» **Exercise directions**
The entries below should be quoted exactly, with no pictures carried over.

» **Data section**
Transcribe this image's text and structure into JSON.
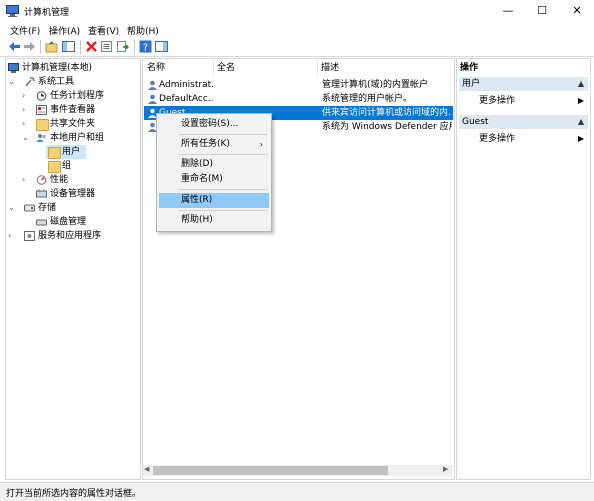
{
  "title_bar": {
    "title": "计算机管理"
  },
  "menu": [
    "文件(F)",
    "操作(A)",
    "查看(V)",
    "帮助(H)"
  ],
  "tree": [
    {
      "label": "计算机管理(本地)"
    },
    {
      "label": "系统工具"
    },
    {
      "label": "任务计划程序"
    },
    {
      "label": "事件查看器"
    },
    {
      "label": "共享文件夹"
    },
    {
      "label": "本地用户和组"
    },
    {
      "label": "用户"
    },
    {
      "label": "组"
    },
    {
      "label": "性能"
    },
    {
      "label": "设备管理器"
    },
    {
      "label": "存储"
    },
    {
      "label": "磁盘管理"
    },
    {
      "label": "服务和应用程序"
    }
  ],
  "list": {
    "columns": [
      "名称",
      "全名",
      "描述"
    ],
    "rows": [
      {
        "name": "Administrat...",
        "full_name": "",
        "description": "管理计算机(域)的内置帐户"
      },
      {
        "name": "DefaultAcc...",
        "full_name": "",
        "description": "系统管理的用户帐户。"
      },
      {
        "name": "Guest",
        "full_name": "",
        "description": "供来宾访问计算机或访问域的内..."
      },
      {
        "name": "",
        "full_name": "",
        "description": "系统为 Windows Defender 应用..."
      }
    ]
  },
  "context_menu": {
    "items": [
      "设置密码(S)...",
      "所有任务(K)",
      "删除(D)",
      "重命名(M)",
      "属性(R)",
      "帮助(H)"
    ]
  },
  "actions_pane": {
    "header": "操作",
    "sections": [
      {
        "title": "用户",
        "item": "更多操作"
      },
      {
        "title": "Guest",
        "item": "更多操作"
      }
    ]
  },
  "status_bar": {
    "text": "打开当前所选内容的属性对话框。"
  },
  "colors": {
    "selection": "#0078d7",
    "menu_highlight": "#91c9f7",
    "tree_selection": "#cce8ff"
  }
}
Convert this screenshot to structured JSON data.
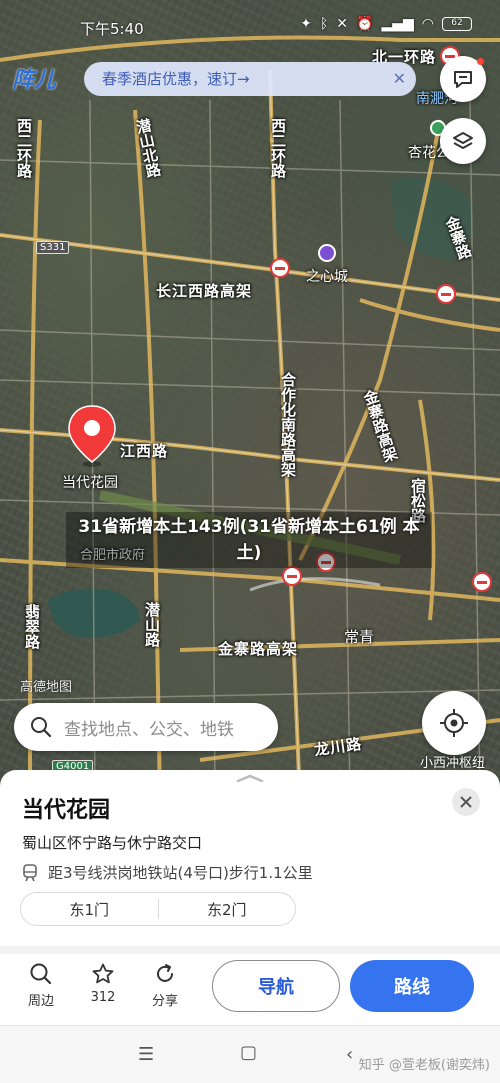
{
  "status_bar": {
    "time": "下午5:40",
    "battery": "62"
  },
  "promo": {
    "text": "春季酒店优惠，速订→",
    "logo_text": "阵儿"
  },
  "map": {
    "road_labels": {
      "xierhuan_w": "西二环路",
      "xierhuan_c": "西二环路",
      "beiyihuan": "北一环路",
      "qianshan_n": "潜山北路",
      "changjiang": "长江西路高架",
      "zhixin": "之心城",
      "jinzhai_ne": "金寨路",
      "jinzhai_gaojia_v": "金寨路高架",
      "hezuohua": "合作化南路高架",
      "jiangxi": "江西路",
      "susong": "宿松路",
      "feicui": "翡翠路",
      "qianshan": "潜山路",
      "jinzhai_gaojia_h": "金寨路高架",
      "changqing": "常青",
      "longchuan": "龙川路",
      "nanfei": "南淝河",
      "xinghua": "杏花公"
    },
    "poi_labels": {
      "dangdai": "当代花园",
      "government": "合肥市政府",
      "xiaoxi": "小西冲枢纽"
    },
    "shields": {
      "s331": "S331",
      "g4001": "G4001"
    },
    "amap_watermark": "高德地图"
  },
  "news_overlay": "31省新增本土143例(31省新增本土61例 本土)",
  "search": {
    "placeholder": "查找地点、公交、地铁"
  },
  "place": {
    "name": "当代花园",
    "address": "蜀山区怀宁路与休宁路交口",
    "metro": "距3号线洪岗地铁站(4号口)步行1.1公里",
    "gates": [
      "东1门",
      "东2门"
    ]
  },
  "actions": {
    "nearby": "周边",
    "favorite_count": "312",
    "share": "分享",
    "navigate": "导航",
    "route": "路线"
  },
  "system_nav": {
    "watermark": "知乎 @萱老板(谢奕炜)"
  },
  "colors": {
    "primary_blue": "#3574ee",
    "pin_red": "#f23a3a",
    "nav_text": "#2b5ed6"
  }
}
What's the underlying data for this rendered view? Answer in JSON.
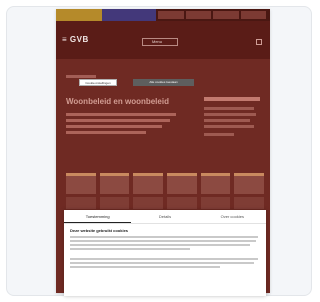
{
  "site": {
    "logo": "≡ GVB",
    "menu_label": "Menu",
    "heading": "Woonbeleid en woonbeleid"
  },
  "cookie": {
    "tabs": [
      "Toestemming",
      "Details",
      "Over cookies"
    ],
    "title": "Deze website gebruikt cookies",
    "settings_label": "Cookie-instellingen",
    "accept_label": "Alle cookies toestaan"
  }
}
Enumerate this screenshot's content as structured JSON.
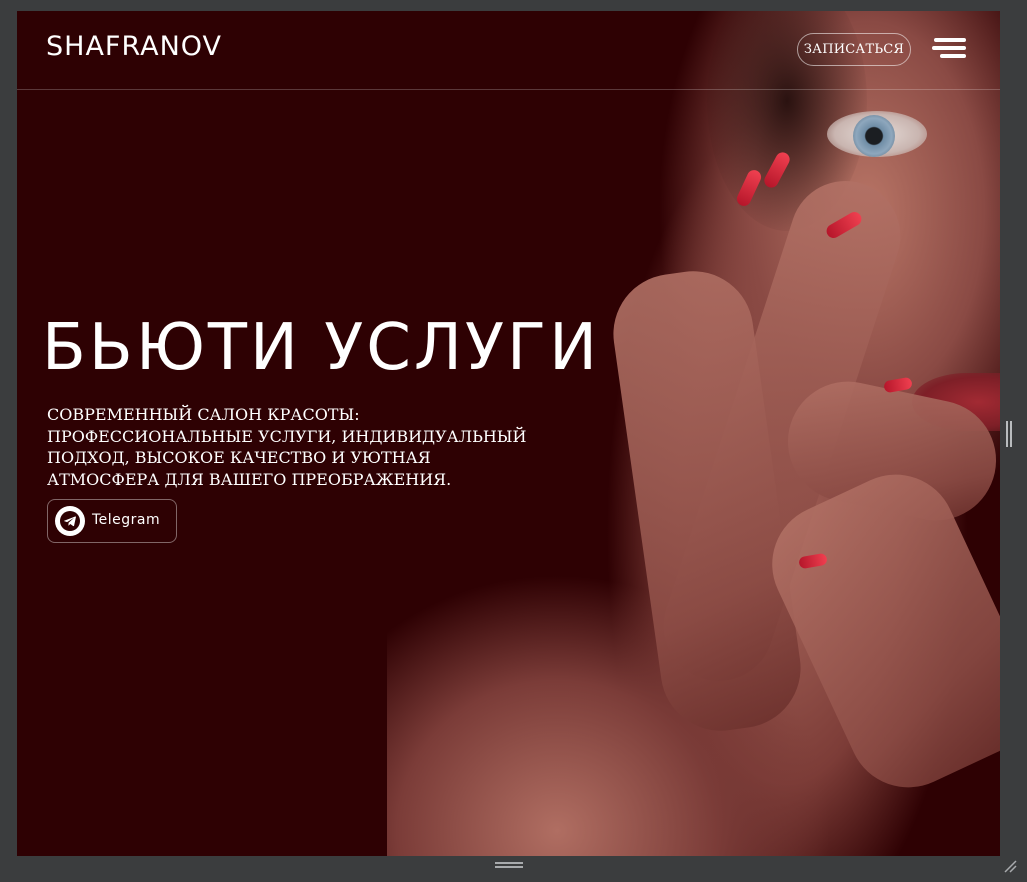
{
  "header": {
    "logo": "SHAFRANOV",
    "signup_label": "ЗАПИСАТЬСЯ",
    "menu_icon": "hamburger-menu-icon"
  },
  "hero": {
    "title": "БЬЮТИ  УСЛУГИ",
    "description": "Современный салон красоты: профессиональные услуги, индивидуальный подход, высокое качество и уютная атмосфера для вашего преображения.",
    "telegram_label": "Telegram",
    "telegram_icon": "telegram-icon",
    "image": "portrait-photo"
  },
  "colors": {
    "background": "#2e0103",
    "text": "#ffffff",
    "frame": "#3b3d3e"
  }
}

» **Solution below**
Transcribe this image's text and structure into JSON.
{
  "title_bar": {
    "title": "计算机管理"
  },
  "menu": [
    "文件(F)",
    "操作(A)",
    "查看(V)",
    "帮助(H)"
  ],
  "tree": [
    {
      "label": "计算机管理(本地)"
    },
    {
      "label": "系统工具"
    },
    {
      "label": "任务计划程序"
    },
    {
      "label": "事件查看器"
    },
    {
      "label": "共享文件夹"
    },
    {
      "label": "本地用户和组"
    },
    {
      "label": "用户"
    },
    {
      "label": "组"
    },
    {
      "label": "性能"
    },
    {
      "label": "设备管理器"
    },
    {
      "label": "存储"
    },
    {
      "label": "磁盘管理"
    },
    {
      "label": "服务和应用程序"
    }
  ],
  "list": {
    "columns": [
      "名称",
      "全名",
      "描述"
    ],
    "rows": [
      {
        "name": "Administrat...",
        "full_name": "",
        "description": "管理计算机(域)的内置帐户"
      },
      {
        "name": "DefaultAcc...",
        "full_name": "",
        "description": "系统管理的用户帐户。"
      },
      {
        "name": "Guest",
        "full_name": "",
        "description": "供来宾访问计算机或访问域的内..."
      },
      {
        "name": "",
        "full_name": "",
        "description": "系统为 Windows Defender 应用..."
      }
    ]
  },
  "context_menu": {
    "items": [
      "设置密码(S)...",
      "所有任务(K)",
      "删除(D)",
      "重命名(M)",
      "属性(R)",
      "帮助(H)"
    ]
  },
  "actions_pane": {
    "header": "操作",
    "sections": [
      {
        "title": "用户",
        "item": "更多操作"
      },
      {
        "title": "Guest",
        "item": "更多操作"
      }
    ]
  },
  "status_bar": {
    "text": "打开当前所选内容的属性对话框。"
  },
  "colors": {
    "selection": "#0078d7",
    "menu_highlight": "#91c9f7",
    "tree_selection": "#cce8ff"
  }
}
Convert this screenshot to structured JSON data.
{
  "status_bar": {
    "time": "下午5:40",
    "battery": "62"
  },
  "promo": {
    "text": "春季酒店优惠，速订→",
    "logo_text": "阵儿"
  },
  "map": {
    "road_labels": {
      "xierhuan_w": "西二环路",
      "xierhuan_c": "西二环路",
      "beiyihuan": "北一环路",
      "qianshan_n": "潜山北路",
      "changjiang": "长江西路高架",
      "zhixin": "之心城",
      "jinzhai_ne": "金寨路",
      "jinzhai_gaojia_v": "金寨路高架",
      "hezuohua": "合作化南路高架",
      "jiangxi": "江西路",
      "susong": "宿松路",
      "feicui": "翡翠路",
      "qianshan": "潜山路",
      "jinzhai_gaojia_h": "金寨路高架",
      "changqing": "常青",
      "longchuan": "龙川路",
      "nanfei": "南淝河",
      "xinghua": "杏花公"
    },
    "poi_labels": {
      "dangdai": "当代花园",
      "government": "合肥市政府",
      "xiaoxi": "小西冲枢纽"
    },
    "shields": {
      "s331": "S331",
      "g4001": "G4001"
    },
    "amap_watermark": "高德地图"
  },
  "news_overlay": "31省新增本土143例(31省新增本土61例 本土)",
  "search": {
    "placeholder": "查找地点、公交、地铁"
  },
  "place": {
    "name": "当代花园",
    "address": "蜀山区怀宁路与休宁路交口",
    "metro": "距3号线洪岗地铁站(4号口)步行1.1公里",
    "gates": [
      "东1门",
      "东2门"
    ]
  },
  "actions": {
    "nearby": "周边",
    "favorite_count": "312",
    "share": "分享",
    "navigate": "导航",
    "route": "路线"
  },
  "system_nav": {
    "watermark": "知乎 @萱老板(谢奕炜)"
  },
  "colors": {
    "primary_blue": "#3574ee",
    "pin_red": "#f23a3a",
    "nav_text": "#2b5ed6"
  }
}
What's the underlying data for this rendered view? Answer in JSON.
{
  "site": {
    "logo": "≡ GVB",
    "menu_label": "Menu",
    "heading": "Woonbeleid en woonbeleid"
  },
  "cookie": {
    "tabs": [
      "Toestemming",
      "Details",
      "Over cookies"
    ],
    "title": "Deze website gebruikt cookies",
    "settings_label": "Cookie-instellingen",
    "accept_label": "Alle cookies toestaan"
  }
}
Enumerate this screenshot's content as structured JSON.
{
  "header": {
    "logo": "SHAFRANOV",
    "signup_label": "ЗАПИСАТЬСЯ",
    "menu_icon": "hamburger-menu-icon"
  },
  "hero": {
    "title": "БЬЮТИ  УСЛУГИ",
    "description": "Современный салон красоты: профессиональные услуги, индивидуальный подход, высокое качество и уютная атмосфера для вашего преображения.",
    "telegram_label": "Telegram",
    "telegram_icon": "telegram-icon",
    "image": "portrait-photo"
  },
  "colors": {
    "background": "#2e0103",
    "text": "#ffffff",
    "frame": "#3b3d3e"
  }
}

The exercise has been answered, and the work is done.